**Instructions for the task:** Extract the whole listing as it stands. Do not include the pictures.

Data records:
○ ○ ○ ○

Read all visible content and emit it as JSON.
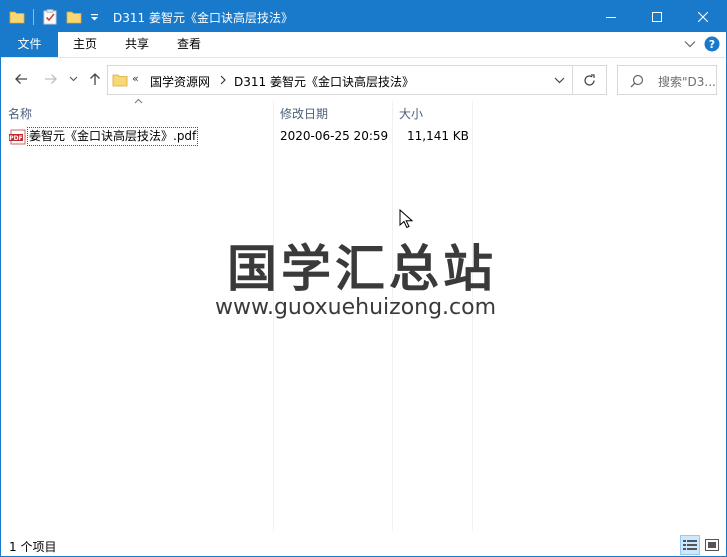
{
  "window": {
    "title": "D311 姜智元《金口诀高层技法》"
  },
  "ribbon": {
    "tabs": [
      "文件",
      "主页",
      "共享",
      "查看"
    ]
  },
  "address": {
    "overflow": "«",
    "crumbs": [
      "国学资源网",
      "D311 姜智元《金口诀高层技法》"
    ],
    "search_placeholder": "搜索\"D3..."
  },
  "columns": {
    "name": "名称",
    "date": "修改日期",
    "size": "大小"
  },
  "files": [
    {
      "name": "姜智元《金口诀高层技法》.pdf",
      "date": "2020-06-25 20:59",
      "size": "11,141 KB",
      "icon": "pdf-file-icon"
    }
  ],
  "watermark": {
    "title": "国学汇总站",
    "url": "www.guoxuehuizong.com"
  },
  "status": {
    "count": "1 个项目"
  },
  "colors": {
    "accent": "#1979ca",
    "selection": "#cce8ff",
    "header_text": "#4c607a"
  }
}
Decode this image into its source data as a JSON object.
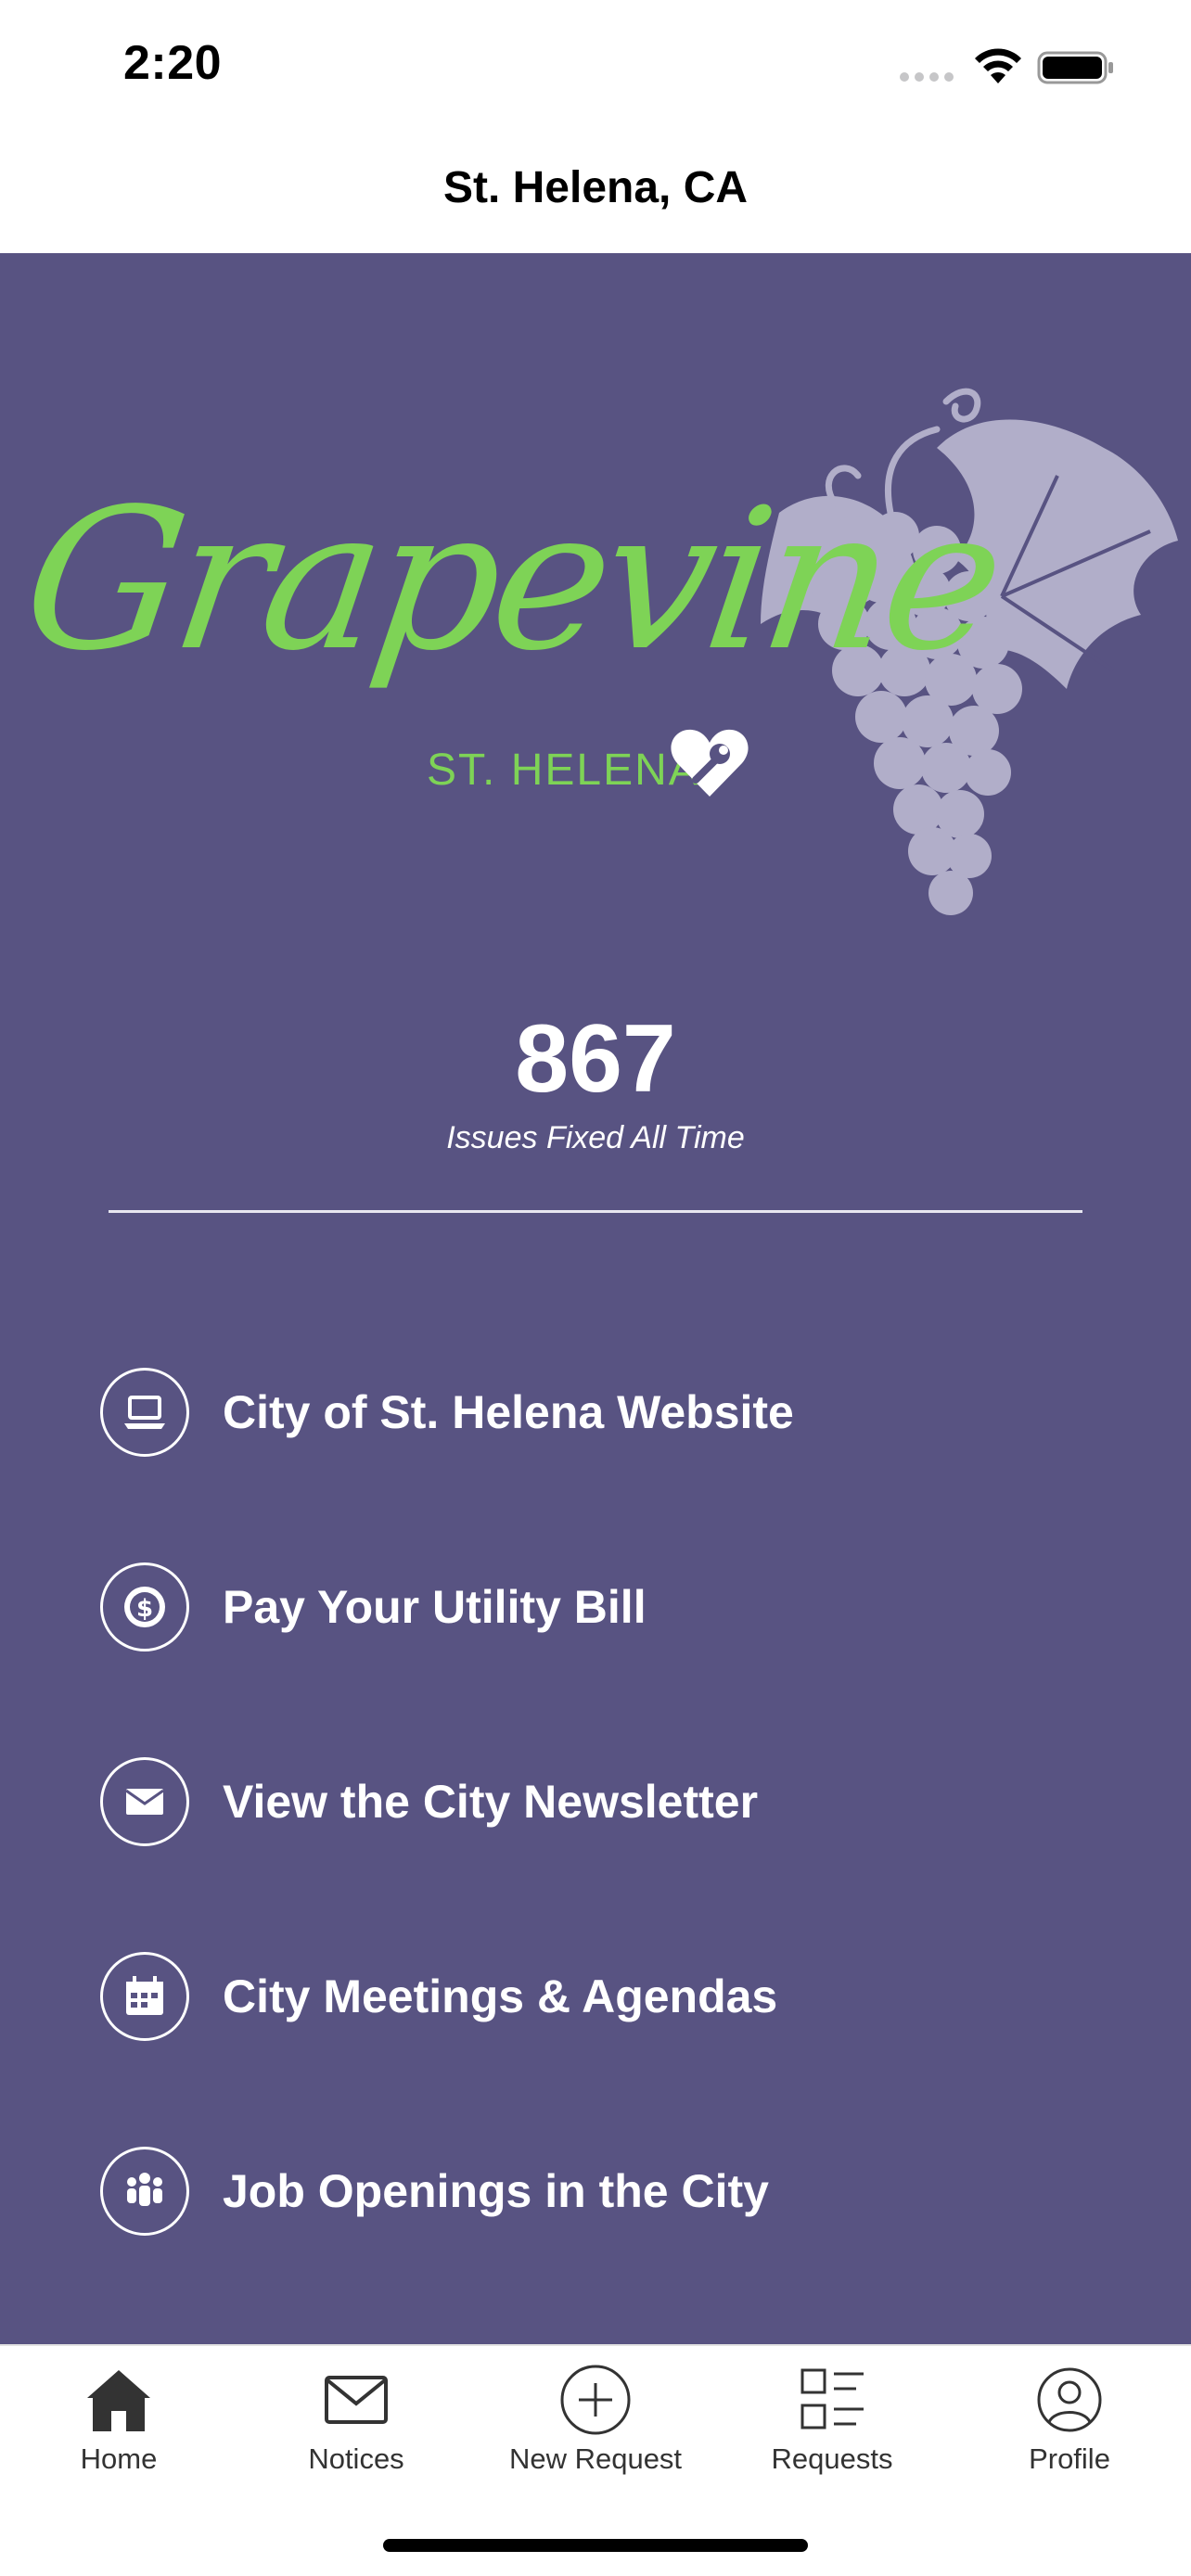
{
  "status_bar": {
    "time": "2:20"
  },
  "header": {
    "title": "St. Helena, CA"
  },
  "logo": {
    "script_text": "Grapevine",
    "sub_text": "ST. HELENA"
  },
  "stats": {
    "issues_fixed": "867",
    "issues_fixed_label": "Issues Fixed All Time"
  },
  "links": [
    {
      "label": "City of St. Helena Website",
      "icon": "laptop-icon"
    },
    {
      "label": "Pay Your Utility Bill",
      "icon": "dollar-icon"
    },
    {
      "label": "View the City Newsletter",
      "icon": "envelope-icon"
    },
    {
      "label": "City Meetings & Agendas",
      "icon": "calendar-icon"
    },
    {
      "label": "Job Openings in the City",
      "icon": "people-icon"
    }
  ],
  "tabs": [
    {
      "label": "Home",
      "icon": "home-icon",
      "active": true
    },
    {
      "label": "Notices",
      "icon": "mail-icon"
    },
    {
      "label": "New Request",
      "icon": "plus-circle-icon"
    },
    {
      "label": "Requests",
      "icon": "list-icon"
    },
    {
      "label": "Profile",
      "icon": "profile-icon"
    }
  ],
  "colors": {
    "background": "#585382",
    "logo_green": "#7ed356",
    "grapes": "#b1aec9"
  }
}
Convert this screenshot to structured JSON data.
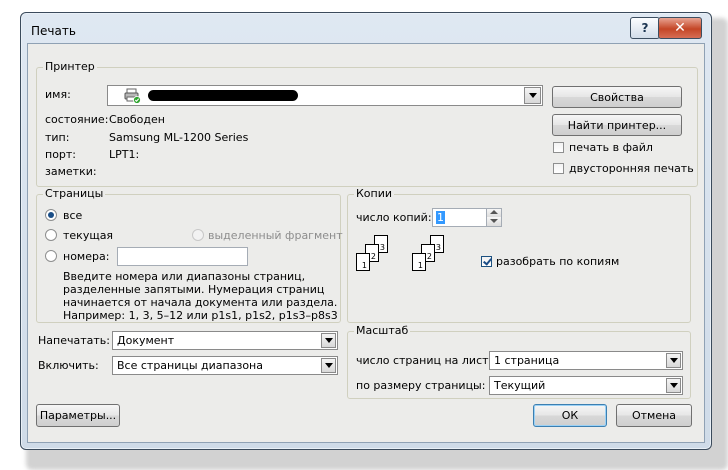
{
  "window": {
    "title": "Печать",
    "help_label": "?",
    "close_label": "✕"
  },
  "printer": {
    "group_label": "Принтер",
    "name_label": "имя:",
    "name_value": "",
    "status_label": "состояние:",
    "status_value": "Свободен",
    "type_label": "тип:",
    "type_value": "Samsung ML-1200 Series",
    "port_label": "порт:",
    "port_value": "LPT1:",
    "notes_label": "заметки:",
    "properties_button": "Свойства",
    "find_button": "Найти принтер...",
    "print_to_file_label": "печать в файл",
    "duplex_label": "двусторонняя печать"
  },
  "pages": {
    "group_label": "Страницы",
    "all_label": "все",
    "current_label": "текущая",
    "selection_label": "выделенный фрагмент",
    "numbers_label": "номера:",
    "numbers_value": "",
    "help_line1": "Введите номера или диапазоны страниц,",
    "help_line2": "разделенные запятыми. Нумерация страниц",
    "help_line3": "начинается от начала документа или раздела.",
    "help_line4": "Например: 1, 3, 5–12 или p1s1, p1s2, p1s3–p8s3"
  },
  "copies": {
    "group_label": "Копии",
    "count_label": "число копий:",
    "count_value": "1",
    "collate_label": "разобрать по копиям",
    "stack_pages": [
      "1",
      "2",
      "3"
    ]
  },
  "print_what": {
    "label": "Напечатать:",
    "value": "Документ"
  },
  "include": {
    "label": "Включить:",
    "value": "Все страницы диапазона"
  },
  "zoom": {
    "group_label": "Масштаб",
    "pages_per_sheet_label": "число страниц на листе:",
    "pages_per_sheet_value": "1 страница",
    "scale_label": "по размеру страницы:",
    "scale_value": "Текущий"
  },
  "footer": {
    "options_button": "Параметры...",
    "ok_button": "ОК",
    "cancel_button": "Отмена"
  }
}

○ ○ ○ ○

**Task response:**
Read all visible content and emit it as JSON.
{
  "window": {
    "title": "D311 姜智元《金口诀高层技法》"
  },
  "ribbon": {
    "tabs": [
      "文件",
      "主页",
      "共享",
      "查看"
    ]
  },
  "address": {
    "overflow": "«",
    "crumbs": [
      "国学资源网",
      "D311 姜智元《金口诀高层技法》"
    ],
    "search_placeholder": "搜索\"D3..."
  },
  "columns": {
    "name": "名称",
    "date": "修改日期",
    "size": "大小"
  },
  "files": [
    {
      "name": "姜智元《金口诀高层技法》.pdf",
      "date": "2020-06-25 20:59",
      "size": "11,141 KB",
      "icon": "pdf-file-icon"
    }
  ],
  "watermark": {
    "title": "国学汇总站",
    "url": "www.guoxuehuizong.com"
  },
  "status": {
    "count": "1 个项目"
  },
  "colors": {
    "accent": "#1979ca",
    "selection": "#cce8ff",
    "header_text": "#4c607a"
  }
}
Decode this image into its source data as a JSON object.
{
  "status_bar": {
    "time": "2:20"
  },
  "header": {
    "title": "St. Helena, CA"
  },
  "logo": {
    "script_text": "Grapevine",
    "sub_text": "ST. HELENA"
  },
  "stats": {
    "issues_fixed": "867",
    "issues_fixed_label": "Issues Fixed All Time"
  },
  "links": [
    {
      "label": "City of St. Helena Website",
      "icon": "laptop-icon"
    },
    {
      "label": "Pay Your Utility Bill",
      "icon": "dollar-icon"
    },
    {
      "label": "View the City Newsletter",
      "icon": "envelope-icon"
    },
    {
      "label": "City Meetings & Agendas",
      "icon": "calendar-icon"
    },
    {
      "label": "Job Openings in the City",
      "icon": "people-icon"
    }
  ],
  "tabs": [
    {
      "label": "Home",
      "icon": "home-icon",
      "active": true
    },
    {
      "label": "Notices",
      "icon": "mail-icon"
    },
    {
      "label": "New Request",
      "icon": "plus-circle-icon"
    },
    {
      "label": "Requests",
      "icon": "list-icon"
    },
    {
      "label": "Profile",
      "icon": "profile-icon"
    }
  ],
  "colors": {
    "background": "#585382",
    "logo_green": "#7ed356",
    "grapes": "#b1aec9"
  }
}
Convert this screenshot to structured JSON data.
{
  "window": {
    "title": "Печать",
    "help_label": "?",
    "close_label": "✕"
  },
  "printer": {
    "group_label": "Принтер",
    "name_label": "имя:",
    "name_value": "",
    "status_label": "состояние:",
    "status_value": "Свободен",
    "type_label": "тип:",
    "type_value": "Samsung ML-1200 Series",
    "port_label": "порт:",
    "port_value": "LPT1:",
    "notes_label": "заметки:",
    "properties_button": "Свойства",
    "find_button": "Найти принтер...",
    "print_to_file_label": "печать в файл",
    "duplex_label": "двусторонняя печать"
  },
  "pages": {
    "group_label": "Страницы",
    "all_label": "все",
    "current_label": "текущая",
    "selection_label": "выделенный фрагмент",
    "numbers_label": "номера:",
    "numbers_value": "",
    "help_line1": "Введите номера или диапазоны страниц,",
    "help_line2": "разделенные запятыми. Нумерация страниц",
    "help_line3": "начинается от начала документа или раздела.",
    "help_line4": "Например: 1, 3, 5–12 или p1s1, p1s2, p1s3–p8s3"
  },
  "copies": {
    "group_label": "Копии",
    "count_label": "число копий:",
    "count_value": "1",
    "collate_label": "разобрать по копиям",
    "stack_pages": [
      "1",
      "2",
      "3"
    ]
  },
  "print_what": {
    "label": "Напечатать:",
    "value": "Документ"
  },
  "include": {
    "label": "Включить:",
    "value": "Все страницы диапазона"
  },
  "zoom": {
    "group_label": "Масштаб",
    "pages_per_sheet_label": "число страниц на листе:",
    "pages_per_sheet_value": "1 страница",
    "scale_label": "по размеру страницы:",
    "scale_value": "Текущий"
  },
  "footer": {
    "options_button": "Параметры...",
    "ok_button": "ОК",
    "cancel_button": "Отмена"
  }
}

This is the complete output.